== SHORT EXERCISE ==
Pull each line holding the word "dalam" from the data.

== Stored records ==
.....

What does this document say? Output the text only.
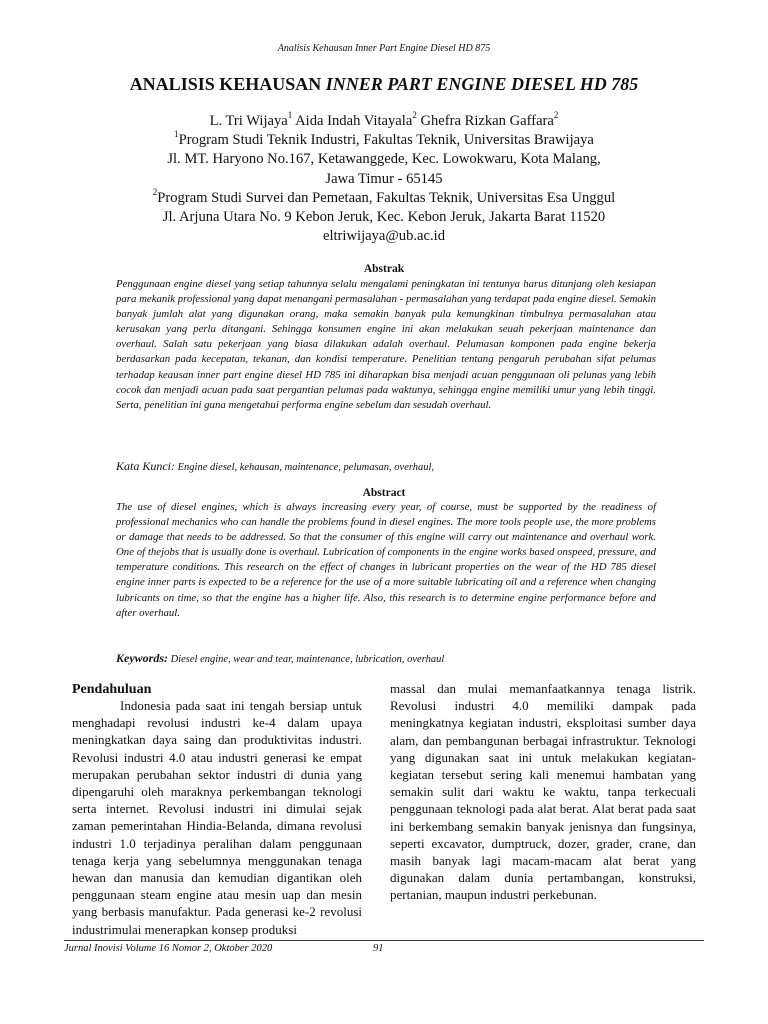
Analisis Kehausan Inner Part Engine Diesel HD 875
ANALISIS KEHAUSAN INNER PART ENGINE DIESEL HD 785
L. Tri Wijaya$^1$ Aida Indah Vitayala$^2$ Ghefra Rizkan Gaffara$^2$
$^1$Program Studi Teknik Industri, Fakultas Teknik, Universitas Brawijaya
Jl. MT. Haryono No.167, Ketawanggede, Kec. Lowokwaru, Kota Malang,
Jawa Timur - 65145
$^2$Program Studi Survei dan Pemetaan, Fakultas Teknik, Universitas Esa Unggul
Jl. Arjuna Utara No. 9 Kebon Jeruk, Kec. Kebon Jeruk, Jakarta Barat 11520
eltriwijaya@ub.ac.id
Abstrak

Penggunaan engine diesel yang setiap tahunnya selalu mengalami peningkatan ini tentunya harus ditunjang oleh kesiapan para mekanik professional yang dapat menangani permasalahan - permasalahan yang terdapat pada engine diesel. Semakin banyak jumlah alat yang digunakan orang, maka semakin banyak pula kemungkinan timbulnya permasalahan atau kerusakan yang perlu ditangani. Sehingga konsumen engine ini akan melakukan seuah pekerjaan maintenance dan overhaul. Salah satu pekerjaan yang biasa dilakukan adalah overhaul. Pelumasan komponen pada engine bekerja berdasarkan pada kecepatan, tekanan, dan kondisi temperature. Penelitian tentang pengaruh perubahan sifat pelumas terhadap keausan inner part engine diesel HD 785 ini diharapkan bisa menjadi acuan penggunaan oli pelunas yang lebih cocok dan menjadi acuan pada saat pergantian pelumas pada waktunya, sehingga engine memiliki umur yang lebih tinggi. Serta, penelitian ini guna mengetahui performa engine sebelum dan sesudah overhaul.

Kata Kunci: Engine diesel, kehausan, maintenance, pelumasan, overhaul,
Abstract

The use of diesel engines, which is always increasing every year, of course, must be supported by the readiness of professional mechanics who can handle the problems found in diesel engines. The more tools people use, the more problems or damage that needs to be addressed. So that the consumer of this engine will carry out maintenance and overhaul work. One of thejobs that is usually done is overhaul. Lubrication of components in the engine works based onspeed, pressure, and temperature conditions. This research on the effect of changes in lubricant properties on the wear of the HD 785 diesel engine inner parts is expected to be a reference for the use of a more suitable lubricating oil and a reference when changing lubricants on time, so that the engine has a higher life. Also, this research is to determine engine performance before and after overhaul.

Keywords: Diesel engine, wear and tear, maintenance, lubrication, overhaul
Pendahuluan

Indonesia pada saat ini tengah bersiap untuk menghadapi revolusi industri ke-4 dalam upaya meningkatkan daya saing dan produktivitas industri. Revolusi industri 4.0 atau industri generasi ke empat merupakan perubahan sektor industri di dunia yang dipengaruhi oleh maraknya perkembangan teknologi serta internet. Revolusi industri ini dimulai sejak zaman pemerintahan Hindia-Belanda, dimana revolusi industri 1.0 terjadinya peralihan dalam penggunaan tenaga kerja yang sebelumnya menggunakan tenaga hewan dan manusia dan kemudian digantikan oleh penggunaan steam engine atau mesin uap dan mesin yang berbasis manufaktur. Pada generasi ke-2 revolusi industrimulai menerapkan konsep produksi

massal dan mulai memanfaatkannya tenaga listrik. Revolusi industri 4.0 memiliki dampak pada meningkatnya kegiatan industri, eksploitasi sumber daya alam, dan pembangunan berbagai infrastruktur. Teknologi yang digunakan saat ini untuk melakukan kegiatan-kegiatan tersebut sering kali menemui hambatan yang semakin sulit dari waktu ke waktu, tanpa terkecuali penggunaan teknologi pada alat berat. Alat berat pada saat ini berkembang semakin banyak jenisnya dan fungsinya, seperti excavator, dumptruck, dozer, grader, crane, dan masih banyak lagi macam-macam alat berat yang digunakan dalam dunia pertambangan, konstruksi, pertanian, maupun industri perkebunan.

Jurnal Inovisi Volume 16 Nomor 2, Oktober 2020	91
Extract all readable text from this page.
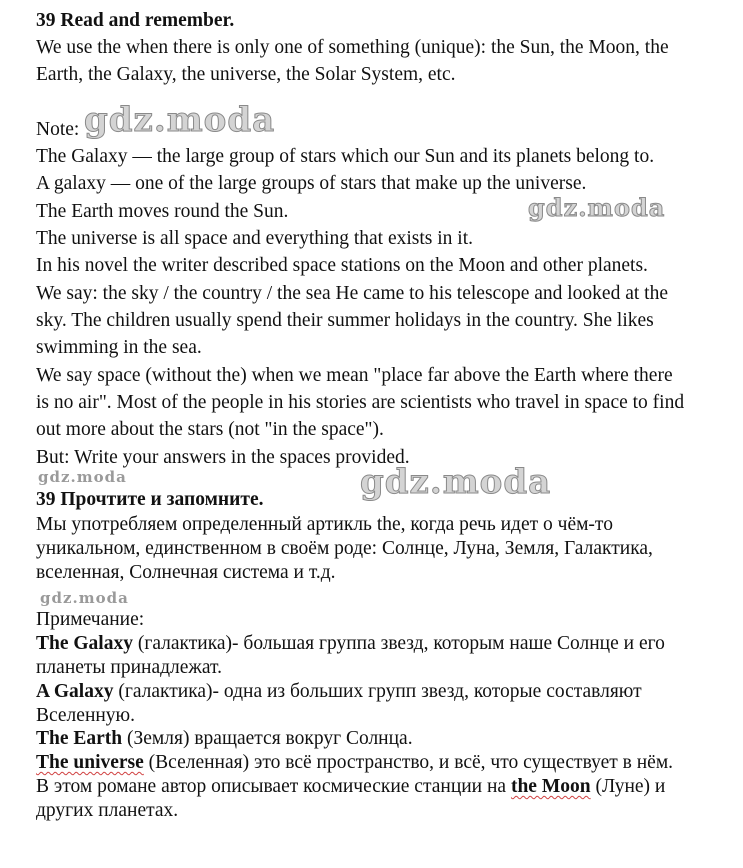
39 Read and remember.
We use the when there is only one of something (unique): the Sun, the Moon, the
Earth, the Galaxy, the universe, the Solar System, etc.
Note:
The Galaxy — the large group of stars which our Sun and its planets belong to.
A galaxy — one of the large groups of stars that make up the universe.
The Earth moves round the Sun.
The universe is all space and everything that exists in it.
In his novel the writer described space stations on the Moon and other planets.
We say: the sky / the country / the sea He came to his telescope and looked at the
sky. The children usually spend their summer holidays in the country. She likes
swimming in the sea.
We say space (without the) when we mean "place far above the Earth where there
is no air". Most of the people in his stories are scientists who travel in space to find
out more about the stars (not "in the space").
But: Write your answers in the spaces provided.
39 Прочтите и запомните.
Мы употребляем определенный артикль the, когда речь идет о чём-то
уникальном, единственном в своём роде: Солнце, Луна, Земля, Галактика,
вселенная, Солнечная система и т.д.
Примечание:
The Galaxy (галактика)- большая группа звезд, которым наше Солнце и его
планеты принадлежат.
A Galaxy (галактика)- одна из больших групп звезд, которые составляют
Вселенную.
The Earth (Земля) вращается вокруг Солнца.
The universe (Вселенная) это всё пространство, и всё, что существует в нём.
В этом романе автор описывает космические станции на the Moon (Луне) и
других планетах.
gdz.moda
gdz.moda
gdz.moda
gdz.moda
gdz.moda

.....

== TASK OUTPUT ==
Indonesia pada saat ini tengah bersiap untuk menghadapi revolusi industri ke-4 dalam upaya meningkatkan daya saing dan produktivitas industri. Revolusi industri 4.0 atau industri generasi ke empat merupakan perubahan sektor industri di dunia yang dipengaruhi oleh maraknya perkembangan teknologi serta internet. Revolusi industri ini dimulai sejak zaman pemerintahan Hindia-Belanda, dimana revolusi industri 1.0 terjadinya peralihan dalam penggunaan tenaga kerja yang sebelumnya menggunakan tenaga hewan dan manusia dan kemudian digantikan oleh penggunaan steam engine atau mesin uap dan mesin yang berbasis manufaktur. Pada generasi ke-2 revolusi industrimulai menerapkan konsep produksi
massal dan mulai memanfaatkannya tenaga listrik. Revolusi industri 4.0 memiliki dampak pada meningkatnya kegiatan industri, eksploitasi sumber daya alam, dan pembangunan berbagai infrastruktur. Teknologi yang digunakan saat ini untuk melakukan kegiatan-kegiatan tersebut sering kali menemui hambatan yang semakin sulit dari waktu ke waktu, tanpa terkecuali penggunaan teknologi pada alat berat. Alat berat pada saat ini berkembang semakin banyak jenisnya dan fungsinya, seperti excavator, dumptruck, dozer, grader, crane, dan masih banyak lagi macam-macam alat berat yang digunakan dalam dunia pertambangan, konstruksi, pertanian, maupun industri perkebunan.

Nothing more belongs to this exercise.